(Items from a dataset)
++++++
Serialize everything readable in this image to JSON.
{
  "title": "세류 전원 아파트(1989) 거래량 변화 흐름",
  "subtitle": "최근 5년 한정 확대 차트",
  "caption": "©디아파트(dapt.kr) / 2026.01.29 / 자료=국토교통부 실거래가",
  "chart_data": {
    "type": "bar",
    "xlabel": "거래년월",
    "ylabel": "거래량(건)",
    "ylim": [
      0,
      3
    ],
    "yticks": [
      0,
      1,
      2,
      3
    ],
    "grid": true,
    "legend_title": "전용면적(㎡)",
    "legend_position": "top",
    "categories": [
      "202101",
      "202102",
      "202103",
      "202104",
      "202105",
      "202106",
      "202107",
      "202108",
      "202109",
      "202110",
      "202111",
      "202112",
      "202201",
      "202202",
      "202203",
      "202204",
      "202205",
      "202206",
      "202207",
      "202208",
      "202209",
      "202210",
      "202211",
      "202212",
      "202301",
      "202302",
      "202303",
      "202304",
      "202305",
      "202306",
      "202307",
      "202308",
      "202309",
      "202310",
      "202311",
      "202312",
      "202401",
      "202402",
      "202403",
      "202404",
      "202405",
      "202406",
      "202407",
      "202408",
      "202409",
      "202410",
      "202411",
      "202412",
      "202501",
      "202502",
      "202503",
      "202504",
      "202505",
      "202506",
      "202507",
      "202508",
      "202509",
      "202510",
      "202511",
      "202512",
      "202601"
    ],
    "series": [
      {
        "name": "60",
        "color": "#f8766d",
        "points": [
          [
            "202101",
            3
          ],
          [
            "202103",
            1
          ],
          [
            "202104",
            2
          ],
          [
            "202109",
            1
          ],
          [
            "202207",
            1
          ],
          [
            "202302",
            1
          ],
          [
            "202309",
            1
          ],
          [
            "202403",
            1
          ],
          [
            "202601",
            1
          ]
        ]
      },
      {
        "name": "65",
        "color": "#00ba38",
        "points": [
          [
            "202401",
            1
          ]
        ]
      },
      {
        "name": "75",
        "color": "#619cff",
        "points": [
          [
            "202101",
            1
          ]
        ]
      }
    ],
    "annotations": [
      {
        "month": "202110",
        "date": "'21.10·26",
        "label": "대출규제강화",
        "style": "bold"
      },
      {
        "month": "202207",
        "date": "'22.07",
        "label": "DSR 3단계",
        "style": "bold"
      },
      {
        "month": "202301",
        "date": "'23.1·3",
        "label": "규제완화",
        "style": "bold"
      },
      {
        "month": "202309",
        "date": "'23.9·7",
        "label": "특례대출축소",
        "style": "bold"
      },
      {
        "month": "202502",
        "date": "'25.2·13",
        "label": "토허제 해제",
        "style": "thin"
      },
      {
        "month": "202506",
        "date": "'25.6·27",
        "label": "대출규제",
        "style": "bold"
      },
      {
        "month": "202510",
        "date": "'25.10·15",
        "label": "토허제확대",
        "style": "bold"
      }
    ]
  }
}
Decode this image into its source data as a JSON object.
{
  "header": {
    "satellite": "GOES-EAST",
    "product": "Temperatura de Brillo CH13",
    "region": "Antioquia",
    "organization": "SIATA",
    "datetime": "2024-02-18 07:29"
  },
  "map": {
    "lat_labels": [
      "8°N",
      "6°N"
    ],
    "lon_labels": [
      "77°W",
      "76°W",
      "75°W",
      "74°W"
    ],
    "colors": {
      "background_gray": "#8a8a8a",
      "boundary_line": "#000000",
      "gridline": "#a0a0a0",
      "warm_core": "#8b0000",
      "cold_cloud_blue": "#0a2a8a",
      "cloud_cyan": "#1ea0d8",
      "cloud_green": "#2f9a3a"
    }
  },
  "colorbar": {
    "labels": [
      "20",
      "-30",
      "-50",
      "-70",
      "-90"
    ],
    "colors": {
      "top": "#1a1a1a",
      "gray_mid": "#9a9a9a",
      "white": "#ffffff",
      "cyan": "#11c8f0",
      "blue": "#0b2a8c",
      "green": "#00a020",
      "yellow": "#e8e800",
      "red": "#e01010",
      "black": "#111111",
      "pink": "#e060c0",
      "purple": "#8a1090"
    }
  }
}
++++++
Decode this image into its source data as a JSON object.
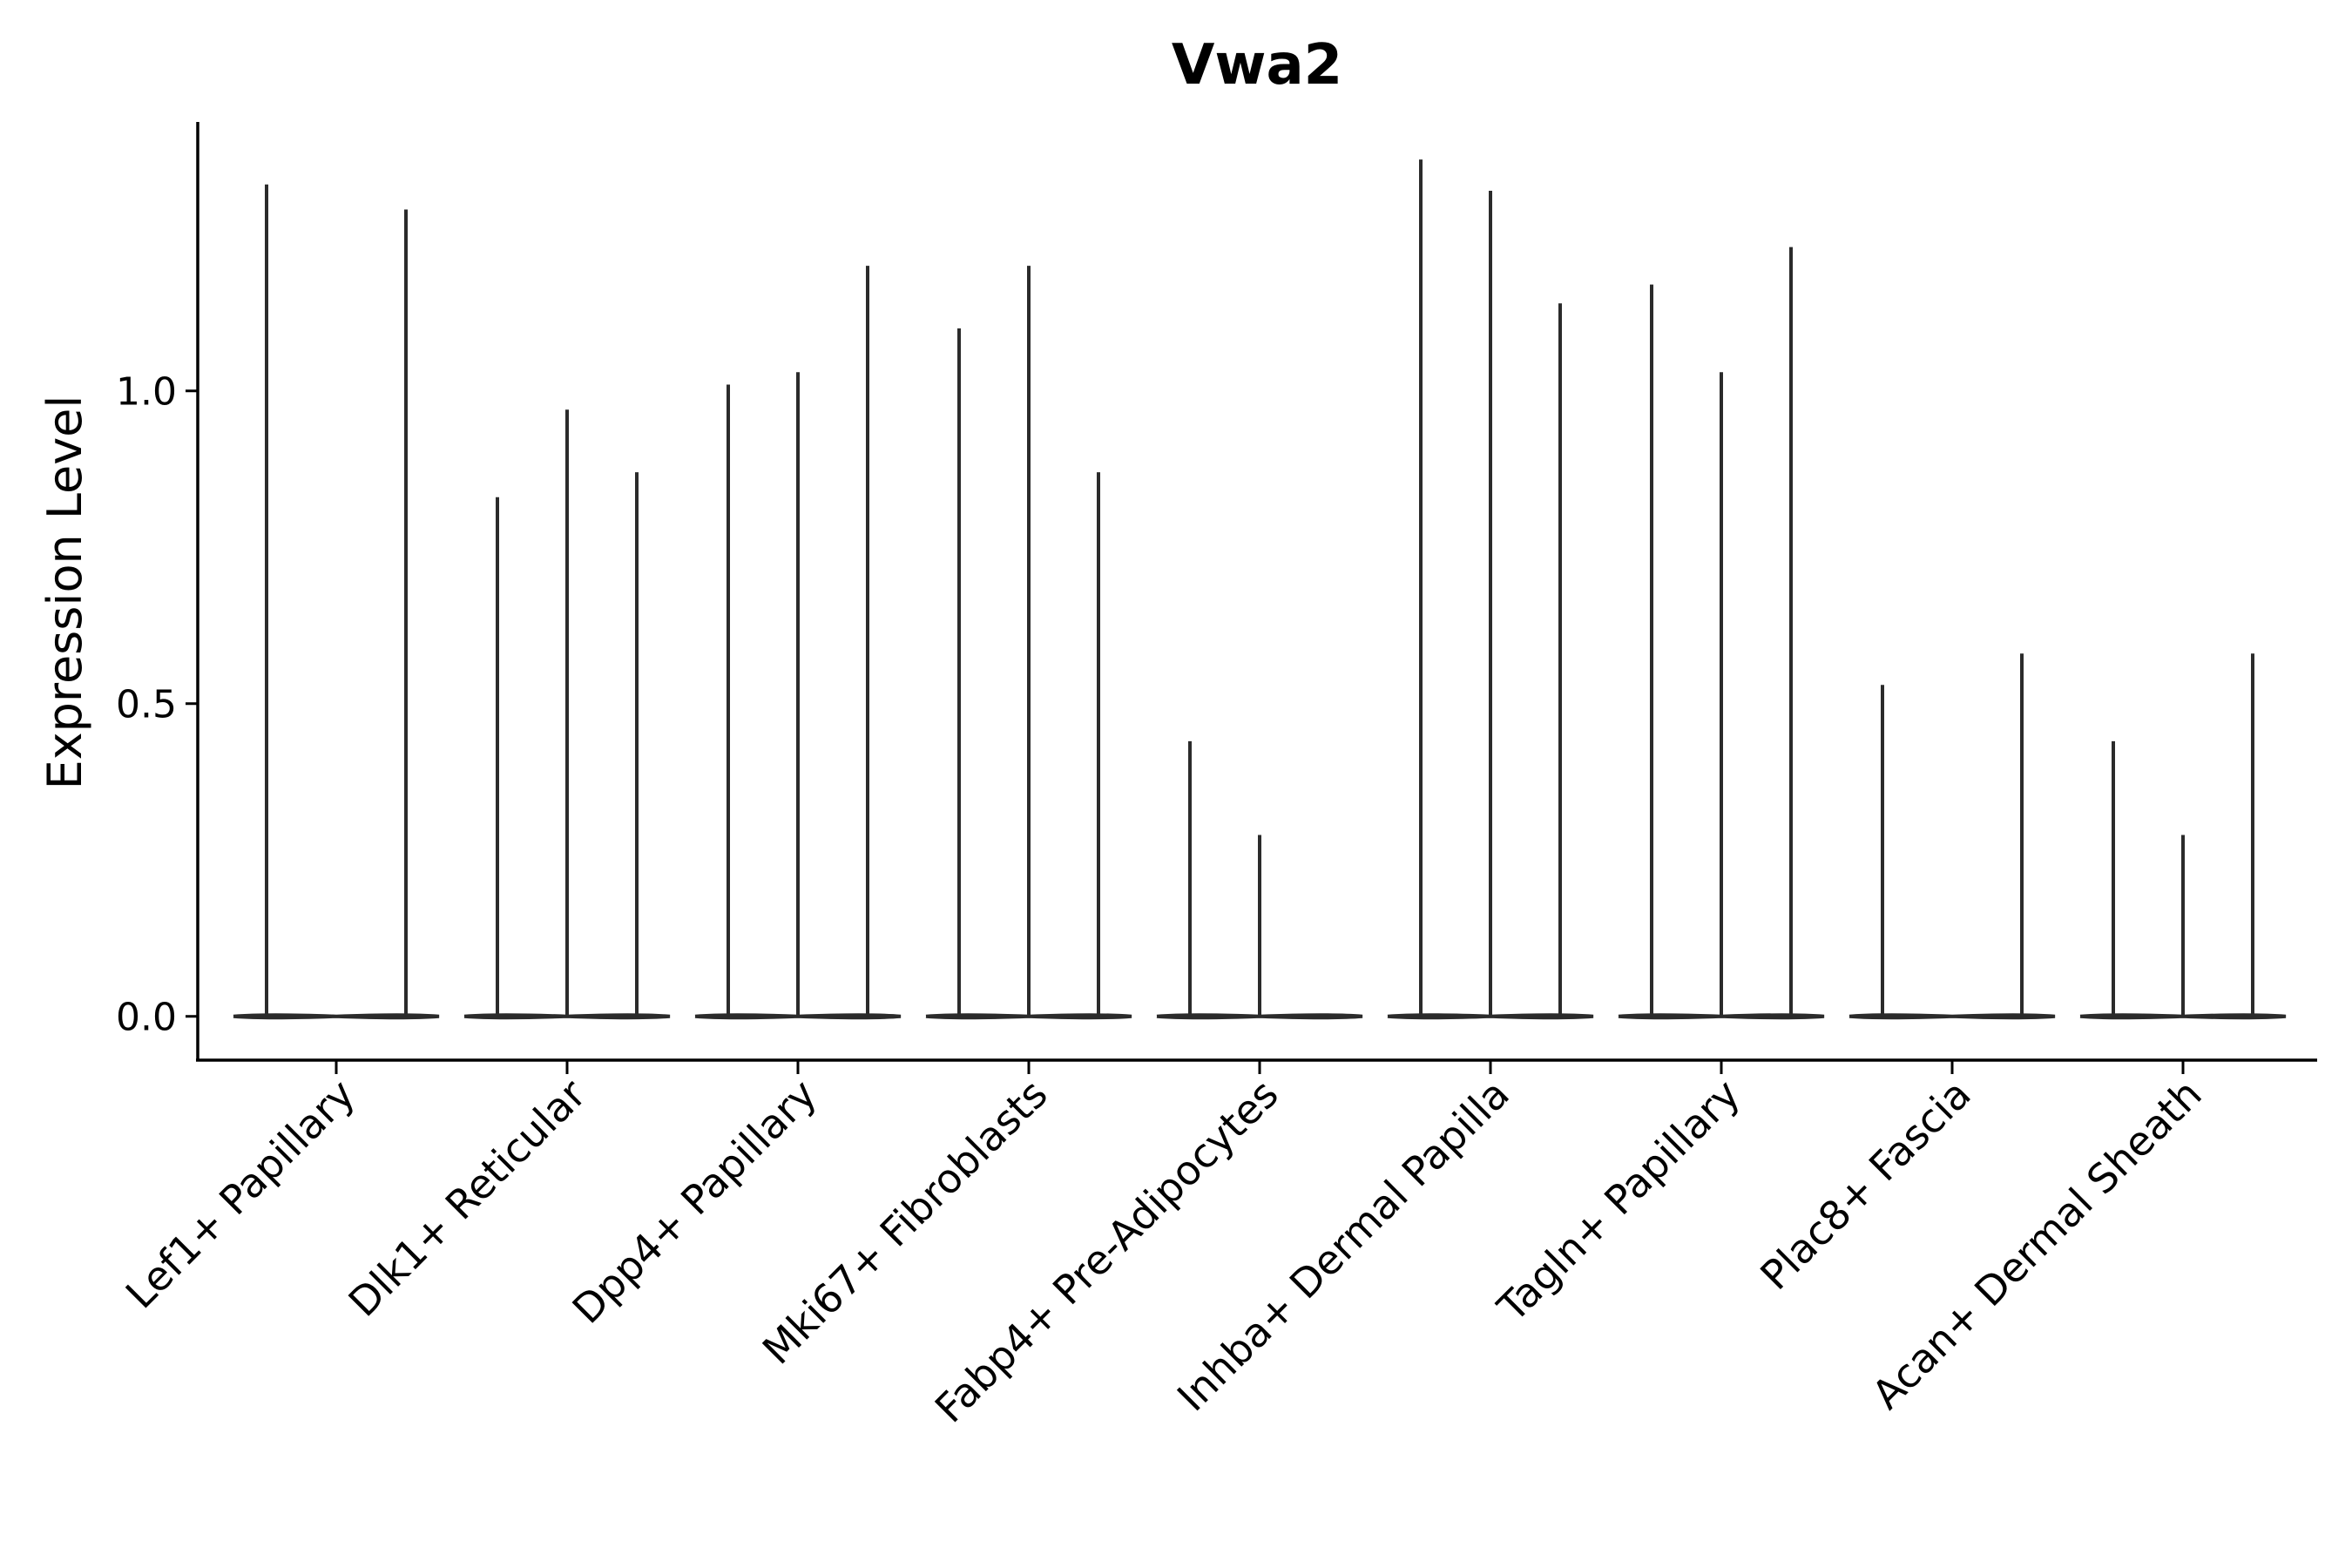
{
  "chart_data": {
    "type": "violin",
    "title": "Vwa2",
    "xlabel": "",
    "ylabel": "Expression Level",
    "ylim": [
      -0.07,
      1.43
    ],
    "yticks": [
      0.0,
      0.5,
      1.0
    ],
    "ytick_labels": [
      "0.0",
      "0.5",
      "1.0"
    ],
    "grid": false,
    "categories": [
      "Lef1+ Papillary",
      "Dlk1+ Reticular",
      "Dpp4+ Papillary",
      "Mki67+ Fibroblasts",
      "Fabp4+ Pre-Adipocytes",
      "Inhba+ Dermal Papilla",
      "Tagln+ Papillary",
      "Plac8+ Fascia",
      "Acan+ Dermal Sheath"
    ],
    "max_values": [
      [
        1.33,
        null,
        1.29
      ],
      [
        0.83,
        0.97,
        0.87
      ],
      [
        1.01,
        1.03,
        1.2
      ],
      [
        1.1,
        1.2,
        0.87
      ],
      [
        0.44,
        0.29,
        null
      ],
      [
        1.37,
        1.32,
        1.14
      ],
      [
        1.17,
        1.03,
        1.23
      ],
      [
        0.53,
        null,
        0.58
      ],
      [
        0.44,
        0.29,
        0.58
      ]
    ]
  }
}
++++++
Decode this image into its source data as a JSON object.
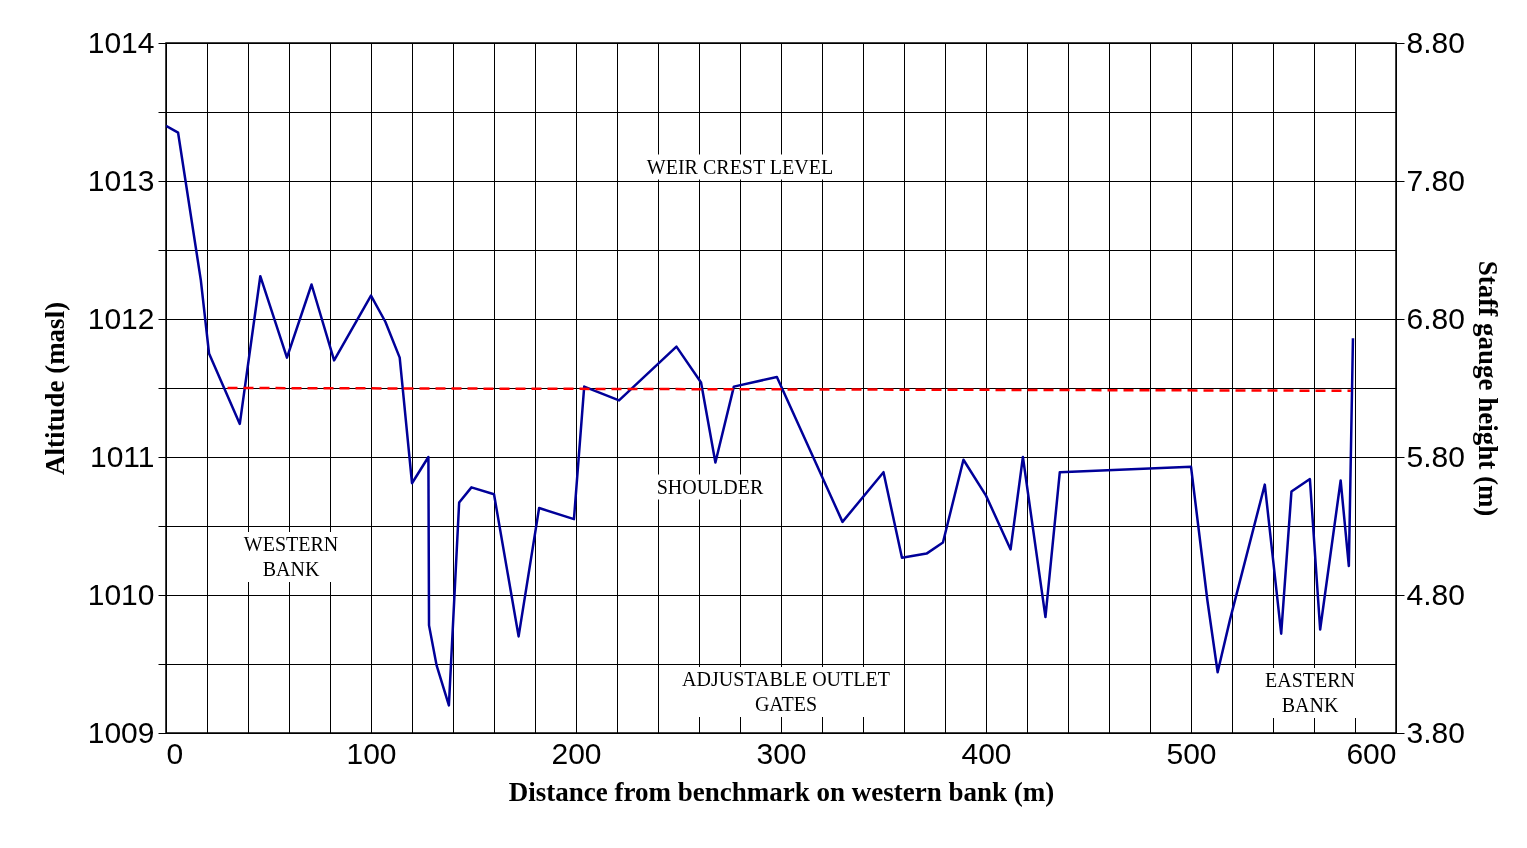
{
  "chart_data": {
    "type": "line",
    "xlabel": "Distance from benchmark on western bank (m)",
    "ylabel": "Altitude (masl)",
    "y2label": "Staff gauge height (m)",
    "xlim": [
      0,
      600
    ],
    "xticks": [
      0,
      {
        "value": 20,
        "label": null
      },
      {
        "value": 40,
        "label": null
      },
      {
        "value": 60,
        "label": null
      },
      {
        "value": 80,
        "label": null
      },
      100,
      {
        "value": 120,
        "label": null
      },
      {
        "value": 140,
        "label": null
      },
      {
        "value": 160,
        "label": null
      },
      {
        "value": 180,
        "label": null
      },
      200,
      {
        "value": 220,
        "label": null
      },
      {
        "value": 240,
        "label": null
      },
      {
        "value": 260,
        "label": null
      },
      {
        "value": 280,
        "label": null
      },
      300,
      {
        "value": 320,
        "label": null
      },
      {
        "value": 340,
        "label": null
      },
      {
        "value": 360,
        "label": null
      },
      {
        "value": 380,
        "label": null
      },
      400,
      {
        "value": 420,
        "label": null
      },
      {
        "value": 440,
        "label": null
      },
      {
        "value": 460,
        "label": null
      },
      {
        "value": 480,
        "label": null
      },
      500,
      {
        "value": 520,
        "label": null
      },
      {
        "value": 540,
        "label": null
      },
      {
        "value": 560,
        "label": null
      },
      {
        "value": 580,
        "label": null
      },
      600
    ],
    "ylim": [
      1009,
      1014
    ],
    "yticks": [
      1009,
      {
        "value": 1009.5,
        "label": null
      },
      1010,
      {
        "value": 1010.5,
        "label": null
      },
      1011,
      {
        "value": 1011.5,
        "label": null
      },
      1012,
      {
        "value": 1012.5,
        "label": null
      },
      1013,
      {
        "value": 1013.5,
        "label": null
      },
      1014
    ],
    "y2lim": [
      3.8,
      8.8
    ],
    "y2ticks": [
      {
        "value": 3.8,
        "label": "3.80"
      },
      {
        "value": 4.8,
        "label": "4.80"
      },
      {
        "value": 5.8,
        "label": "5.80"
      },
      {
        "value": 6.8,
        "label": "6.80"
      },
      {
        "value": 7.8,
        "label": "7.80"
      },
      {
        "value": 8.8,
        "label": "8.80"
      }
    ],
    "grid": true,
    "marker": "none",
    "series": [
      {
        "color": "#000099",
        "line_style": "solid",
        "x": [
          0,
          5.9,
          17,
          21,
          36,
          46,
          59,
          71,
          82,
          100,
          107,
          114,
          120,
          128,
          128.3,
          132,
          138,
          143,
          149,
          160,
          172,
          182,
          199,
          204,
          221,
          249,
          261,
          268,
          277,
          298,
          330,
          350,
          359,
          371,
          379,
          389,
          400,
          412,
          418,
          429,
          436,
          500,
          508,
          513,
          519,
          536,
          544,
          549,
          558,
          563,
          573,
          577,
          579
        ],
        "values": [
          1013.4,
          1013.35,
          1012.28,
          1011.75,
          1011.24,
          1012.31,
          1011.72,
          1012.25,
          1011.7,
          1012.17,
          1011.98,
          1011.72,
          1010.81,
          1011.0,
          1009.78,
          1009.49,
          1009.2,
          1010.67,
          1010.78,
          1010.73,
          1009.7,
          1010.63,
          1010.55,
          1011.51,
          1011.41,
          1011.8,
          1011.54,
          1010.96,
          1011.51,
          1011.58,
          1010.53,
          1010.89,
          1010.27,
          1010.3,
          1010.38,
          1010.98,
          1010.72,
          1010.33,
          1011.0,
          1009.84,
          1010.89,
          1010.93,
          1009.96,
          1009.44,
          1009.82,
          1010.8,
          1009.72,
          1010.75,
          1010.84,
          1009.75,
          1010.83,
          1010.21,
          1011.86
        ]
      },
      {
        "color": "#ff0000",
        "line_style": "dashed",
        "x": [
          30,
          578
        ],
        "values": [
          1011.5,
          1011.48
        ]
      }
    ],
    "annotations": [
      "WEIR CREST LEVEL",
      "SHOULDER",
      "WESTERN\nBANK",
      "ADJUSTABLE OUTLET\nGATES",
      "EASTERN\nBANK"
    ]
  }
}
++++++
◆ Required task
Gather each line of the listing containing the word "Dermal" and show it.

◆ Exercise output
      "Inhba+ Dermal Papilla",
      "Acan+ Dermal Sheath"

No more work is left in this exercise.